| What to do |
Filter the records below for the word "heading". Copy each line that holds it.

| Task data |
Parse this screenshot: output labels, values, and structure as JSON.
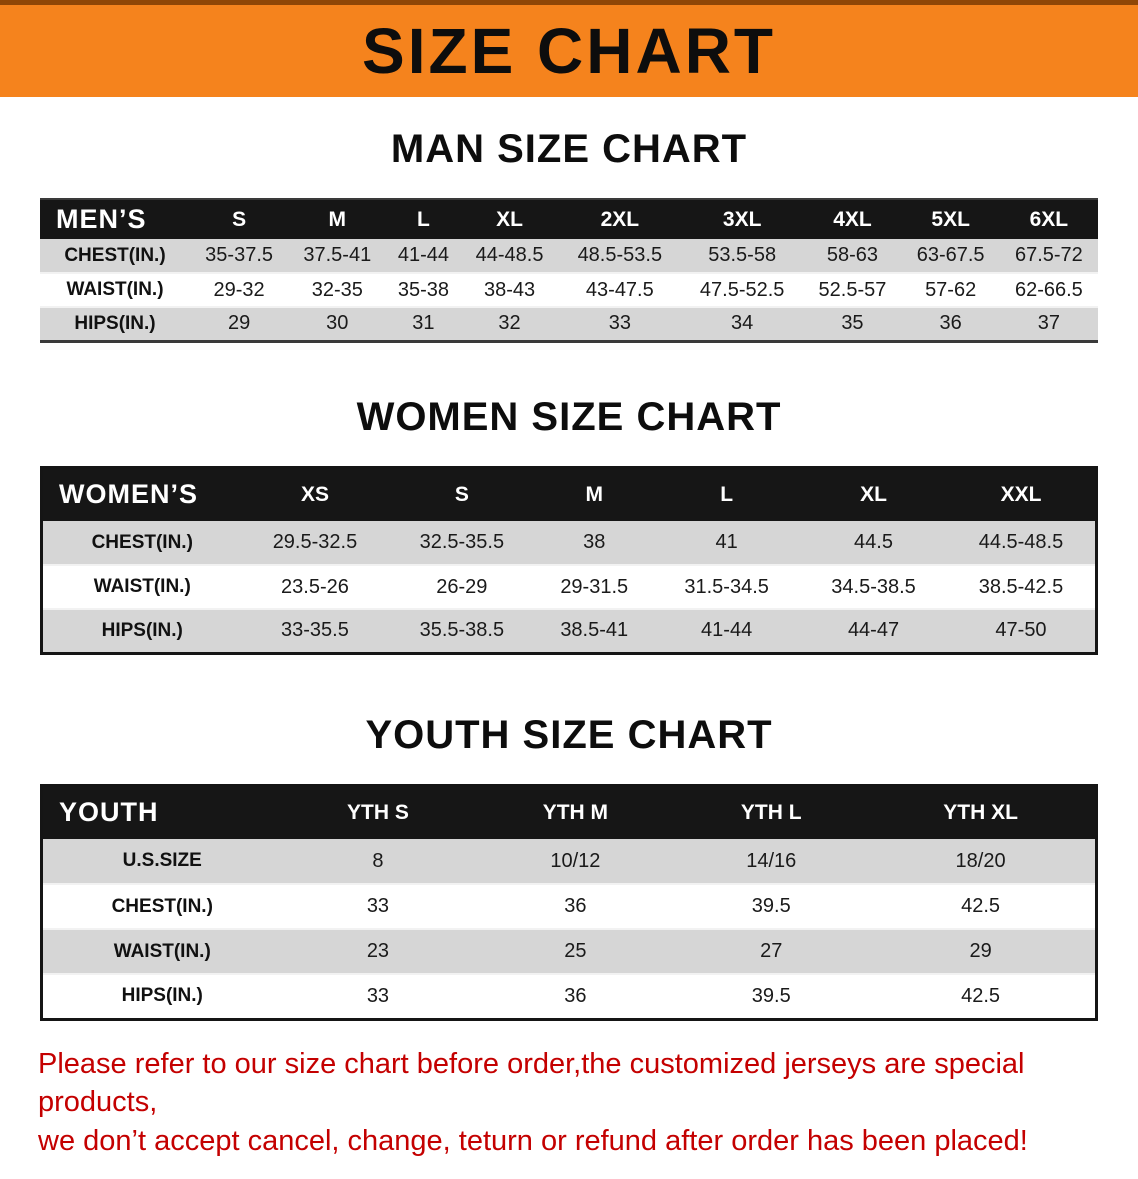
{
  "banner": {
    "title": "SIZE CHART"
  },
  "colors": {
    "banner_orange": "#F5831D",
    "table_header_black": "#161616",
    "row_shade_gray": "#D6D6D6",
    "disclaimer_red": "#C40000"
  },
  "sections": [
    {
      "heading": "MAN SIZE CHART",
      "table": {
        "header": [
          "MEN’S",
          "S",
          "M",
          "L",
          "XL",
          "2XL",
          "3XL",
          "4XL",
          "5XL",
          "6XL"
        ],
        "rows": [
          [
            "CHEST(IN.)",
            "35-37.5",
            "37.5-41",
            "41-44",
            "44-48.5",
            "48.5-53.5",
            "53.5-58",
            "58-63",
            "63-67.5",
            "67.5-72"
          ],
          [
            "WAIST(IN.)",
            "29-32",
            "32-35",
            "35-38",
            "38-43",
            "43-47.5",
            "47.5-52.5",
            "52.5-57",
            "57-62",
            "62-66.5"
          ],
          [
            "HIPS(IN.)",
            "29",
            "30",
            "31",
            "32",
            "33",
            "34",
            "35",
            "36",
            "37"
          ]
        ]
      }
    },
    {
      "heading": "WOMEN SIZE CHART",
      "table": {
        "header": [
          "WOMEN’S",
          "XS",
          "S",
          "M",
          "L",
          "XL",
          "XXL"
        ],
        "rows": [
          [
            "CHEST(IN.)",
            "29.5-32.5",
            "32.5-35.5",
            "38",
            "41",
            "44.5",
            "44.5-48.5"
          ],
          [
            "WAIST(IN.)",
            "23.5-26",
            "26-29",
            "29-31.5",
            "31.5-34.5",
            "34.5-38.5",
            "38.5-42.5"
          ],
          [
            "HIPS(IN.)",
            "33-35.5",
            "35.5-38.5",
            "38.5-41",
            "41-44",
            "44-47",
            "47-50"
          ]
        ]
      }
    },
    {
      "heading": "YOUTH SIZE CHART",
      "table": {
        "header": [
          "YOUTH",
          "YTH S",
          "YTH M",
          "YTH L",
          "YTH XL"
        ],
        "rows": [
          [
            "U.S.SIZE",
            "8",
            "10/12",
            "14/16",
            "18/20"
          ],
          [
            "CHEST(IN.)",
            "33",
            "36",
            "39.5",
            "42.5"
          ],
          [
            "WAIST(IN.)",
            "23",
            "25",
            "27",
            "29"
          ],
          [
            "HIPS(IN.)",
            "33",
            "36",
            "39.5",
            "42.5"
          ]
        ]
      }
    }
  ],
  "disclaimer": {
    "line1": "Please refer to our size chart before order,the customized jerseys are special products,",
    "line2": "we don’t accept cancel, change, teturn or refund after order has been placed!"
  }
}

==

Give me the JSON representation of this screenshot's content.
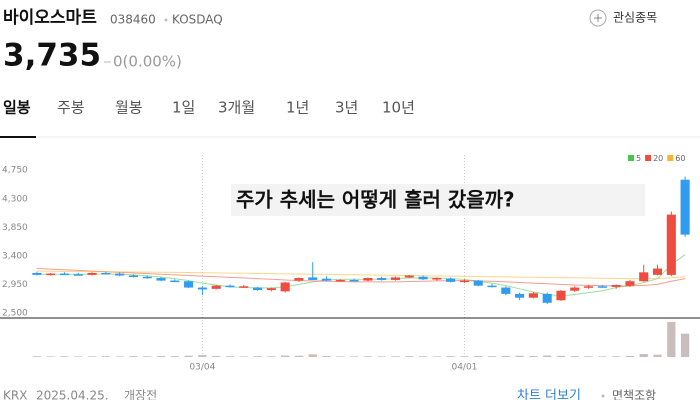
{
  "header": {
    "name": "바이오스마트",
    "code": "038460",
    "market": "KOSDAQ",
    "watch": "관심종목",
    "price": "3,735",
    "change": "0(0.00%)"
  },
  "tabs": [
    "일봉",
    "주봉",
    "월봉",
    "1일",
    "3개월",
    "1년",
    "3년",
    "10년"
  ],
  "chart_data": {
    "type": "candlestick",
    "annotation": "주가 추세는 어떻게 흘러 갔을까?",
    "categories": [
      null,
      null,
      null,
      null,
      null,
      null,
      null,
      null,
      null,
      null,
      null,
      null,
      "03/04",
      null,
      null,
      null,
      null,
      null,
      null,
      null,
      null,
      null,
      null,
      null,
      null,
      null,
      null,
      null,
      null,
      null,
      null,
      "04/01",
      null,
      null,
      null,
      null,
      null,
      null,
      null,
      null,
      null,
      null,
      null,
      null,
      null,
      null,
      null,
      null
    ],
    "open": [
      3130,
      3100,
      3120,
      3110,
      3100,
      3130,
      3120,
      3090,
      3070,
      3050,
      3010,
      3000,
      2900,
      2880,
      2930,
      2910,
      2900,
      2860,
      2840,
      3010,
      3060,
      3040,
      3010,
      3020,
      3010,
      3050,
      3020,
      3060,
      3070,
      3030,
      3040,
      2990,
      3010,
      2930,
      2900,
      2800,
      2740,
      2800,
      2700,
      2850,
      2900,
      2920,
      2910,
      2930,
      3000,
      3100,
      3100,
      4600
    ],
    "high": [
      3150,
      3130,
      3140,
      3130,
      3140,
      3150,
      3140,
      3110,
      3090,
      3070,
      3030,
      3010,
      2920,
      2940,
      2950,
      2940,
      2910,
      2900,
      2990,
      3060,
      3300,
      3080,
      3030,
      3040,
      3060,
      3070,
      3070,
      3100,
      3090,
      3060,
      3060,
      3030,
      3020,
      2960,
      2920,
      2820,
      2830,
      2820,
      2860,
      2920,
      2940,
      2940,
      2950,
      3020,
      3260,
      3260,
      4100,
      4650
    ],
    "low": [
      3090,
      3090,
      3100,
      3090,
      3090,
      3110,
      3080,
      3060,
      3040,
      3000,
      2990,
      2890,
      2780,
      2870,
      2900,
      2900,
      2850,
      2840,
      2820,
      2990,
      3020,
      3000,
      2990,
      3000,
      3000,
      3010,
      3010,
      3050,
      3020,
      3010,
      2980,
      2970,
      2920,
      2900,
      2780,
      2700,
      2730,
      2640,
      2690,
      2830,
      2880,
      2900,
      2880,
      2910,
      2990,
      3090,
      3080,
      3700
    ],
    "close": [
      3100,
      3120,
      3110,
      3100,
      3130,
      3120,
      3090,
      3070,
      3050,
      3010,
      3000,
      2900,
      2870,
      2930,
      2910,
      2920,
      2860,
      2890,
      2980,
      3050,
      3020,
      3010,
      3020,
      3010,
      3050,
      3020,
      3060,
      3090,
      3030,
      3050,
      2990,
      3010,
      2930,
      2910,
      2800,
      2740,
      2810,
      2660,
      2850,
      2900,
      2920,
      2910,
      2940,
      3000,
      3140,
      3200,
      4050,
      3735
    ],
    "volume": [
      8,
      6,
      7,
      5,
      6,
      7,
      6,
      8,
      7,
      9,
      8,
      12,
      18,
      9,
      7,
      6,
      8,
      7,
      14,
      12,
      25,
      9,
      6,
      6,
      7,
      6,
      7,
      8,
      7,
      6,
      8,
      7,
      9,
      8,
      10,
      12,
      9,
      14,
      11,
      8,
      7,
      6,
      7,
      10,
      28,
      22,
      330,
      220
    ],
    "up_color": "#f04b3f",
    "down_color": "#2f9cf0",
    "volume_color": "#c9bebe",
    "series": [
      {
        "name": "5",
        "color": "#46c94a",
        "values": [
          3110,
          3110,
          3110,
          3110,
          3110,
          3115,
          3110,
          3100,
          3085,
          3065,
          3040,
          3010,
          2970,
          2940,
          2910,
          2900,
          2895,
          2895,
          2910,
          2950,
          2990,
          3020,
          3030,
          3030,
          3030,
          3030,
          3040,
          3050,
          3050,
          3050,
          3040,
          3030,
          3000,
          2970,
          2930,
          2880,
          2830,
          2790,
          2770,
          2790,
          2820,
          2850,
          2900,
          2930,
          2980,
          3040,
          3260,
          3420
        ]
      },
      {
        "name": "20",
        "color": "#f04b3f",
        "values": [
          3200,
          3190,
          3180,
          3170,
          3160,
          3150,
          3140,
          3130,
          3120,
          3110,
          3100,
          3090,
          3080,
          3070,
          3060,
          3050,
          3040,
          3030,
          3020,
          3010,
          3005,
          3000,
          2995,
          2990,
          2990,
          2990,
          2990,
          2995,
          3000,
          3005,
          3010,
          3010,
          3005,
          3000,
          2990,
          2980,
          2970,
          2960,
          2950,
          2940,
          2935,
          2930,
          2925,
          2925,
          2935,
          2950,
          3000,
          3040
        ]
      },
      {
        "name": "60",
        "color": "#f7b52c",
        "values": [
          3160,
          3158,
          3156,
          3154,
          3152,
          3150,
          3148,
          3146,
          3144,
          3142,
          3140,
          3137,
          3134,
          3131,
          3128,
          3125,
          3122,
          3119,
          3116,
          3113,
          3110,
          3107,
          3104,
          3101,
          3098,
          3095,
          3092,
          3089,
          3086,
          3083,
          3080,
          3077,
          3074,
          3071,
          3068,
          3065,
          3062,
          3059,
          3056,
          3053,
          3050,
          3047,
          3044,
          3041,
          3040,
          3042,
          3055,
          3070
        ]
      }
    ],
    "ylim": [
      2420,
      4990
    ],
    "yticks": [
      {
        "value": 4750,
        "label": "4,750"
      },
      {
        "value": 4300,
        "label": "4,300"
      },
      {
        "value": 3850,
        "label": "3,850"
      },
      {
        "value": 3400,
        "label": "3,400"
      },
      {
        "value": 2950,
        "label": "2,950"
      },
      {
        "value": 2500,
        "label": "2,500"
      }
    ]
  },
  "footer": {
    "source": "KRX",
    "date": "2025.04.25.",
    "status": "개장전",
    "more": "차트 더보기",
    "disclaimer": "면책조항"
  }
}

| Result below |
      "heading": "MAN SIZE CHART",
      "heading": "WOMEN SIZE CHART",
      "heading": "YOUTH SIZE CHART",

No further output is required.